** BEGIN **

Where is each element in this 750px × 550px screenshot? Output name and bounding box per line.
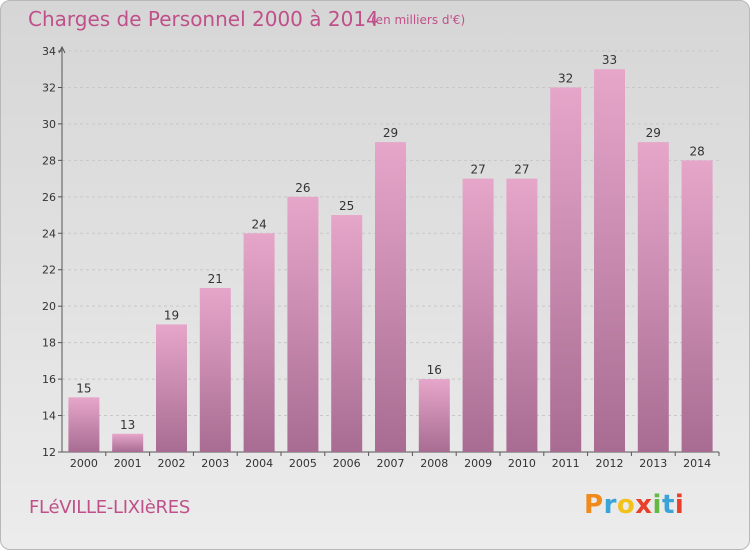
- bar-2012: [594, 69, 625, 453]
- logo-letter: P: [584, 490, 604, 520]
- bar-2000: [68, 397, 100, 452]
- bars: [68, 69, 713, 453]
- x-tick-label-2012: 2012: [596, 457, 624, 470]
- y-tick-label: 18: [42, 337, 56, 350]
- y-tick-label: 34: [42, 45, 56, 58]
- commune-name: FLéVILLE-LIXIèRES: [29, 497, 190, 518]
- bar-2001: [112, 433, 144, 452]
- y-tick-label: 12: [42, 446, 56, 459]
- data-label-2007: 29: [383, 126, 398, 140]
- y-tick-label: 26: [42, 191, 56, 204]
- data-label-2011: 32: [558, 71, 573, 85]
- y-tick-label: 22: [42, 264, 56, 277]
- bar-2005: [287, 196, 319, 452]
- x-tick-label-2002: 2002: [158, 457, 186, 470]
- y-tick-label: 24: [42, 227, 56, 240]
- x-tick-label-2014: 2014: [683, 457, 711, 470]
- x-tick-label-2005: 2005: [289, 457, 317, 470]
- x-tick-label-2013: 2013: [639, 457, 667, 470]
- y-tick-label: 28: [42, 154, 56, 167]
- logo-letter: t: [661, 490, 675, 520]
- proxiti-logo: Proxiti: [584, 490, 684, 520]
- data-label-2012: 33: [602, 53, 617, 67]
- bar-2003: [199, 287, 231, 452]
- y-tick-label: 32: [42, 81, 56, 94]
- logo-letter: r: [603, 490, 617, 520]
- logo-letter: x: [635, 490, 653, 520]
- x-tick-label-2011: 2011: [552, 457, 580, 470]
- x-tick-label-2009: 2009: [464, 457, 492, 470]
- x-tick-label-2008: 2008: [420, 457, 448, 470]
- x-tick-label-2006: 2006: [333, 457, 361, 470]
- bar-2002: [156, 324, 187, 452]
- logo-letter: i: [652, 490, 662, 520]
- bar-2008: [418, 379, 450, 452]
- data-label-2013: 29: [646, 126, 661, 140]
- data-label-2000: 15: [76, 381, 91, 395]
- bar-2009: [462, 178, 494, 452]
- data-label-2014: 28: [689, 144, 704, 158]
- logo-letter: o: [616, 490, 636, 520]
- bar-2014: [681, 160, 713, 452]
- bar-2013: [637, 142, 669, 453]
- data-label-2005: 26: [295, 181, 310, 195]
- x-tick-label-2007: 2007: [377, 457, 405, 470]
- data-label-2009: 27: [470, 163, 485, 177]
- y-tick-label: 16: [42, 373, 56, 386]
- y-tick-label: 14: [42, 410, 56, 423]
- bar-2006: [331, 215, 363, 452]
- data-label-2010: 27: [514, 163, 529, 177]
- x-tick-label-2000: 2000: [70, 457, 98, 470]
- y-axis-arrow: [58, 45, 66, 54]
- data-label-2001: 13: [120, 418, 135, 432]
- chart-title: Charges de Personnel 2000 à 2014: [28, 7, 379, 31]
- data-label-2008: 16: [427, 363, 442, 377]
- logo-letter: i: [674, 490, 685, 520]
- data-label-2002: 19: [164, 308, 179, 322]
- x-tick-label-2004: 2004: [245, 457, 273, 470]
- y-tick-label: 20: [42, 300, 56, 313]
- bar-2004: [243, 233, 275, 452]
- x-tick-label-2001: 2001: [114, 457, 142, 470]
- data-label-2004: 24: [251, 217, 266, 231]
- data-labels: 15 13 19 21 24 26 25 29 16 27 27 32 33 29 28: [76, 53, 704, 432]
- y-tick-label: 30: [42, 118, 56, 131]
- x-tick-label-2010: 2010: [508, 457, 536, 470]
- data-label-2003: 21: [208, 272, 223, 286]
- bar-2007: [375, 142, 406, 453]
- data-label-2006: 25: [339, 199, 354, 213]
- bar-2010: [506, 178, 538, 452]
- chart-subtitle: (en milliers d'€): [371, 13, 466, 27]
- bar-2011: [550, 87, 582, 453]
- x-tick-label-2003: 2003: [201, 457, 229, 470]
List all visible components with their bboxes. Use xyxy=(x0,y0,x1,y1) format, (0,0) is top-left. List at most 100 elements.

** END **

- [PROBLEM DESCRIPTION]: Please collect every line from the rows above that contains the string "chart".

- [RESPONSE TO THE EXERCISE]:
- chart-title: Charges de Personnel 2000 à 2014: [28, 7, 379, 31]
- chart-subtitle: (en milliers d'€): [371, 13, 466, 27]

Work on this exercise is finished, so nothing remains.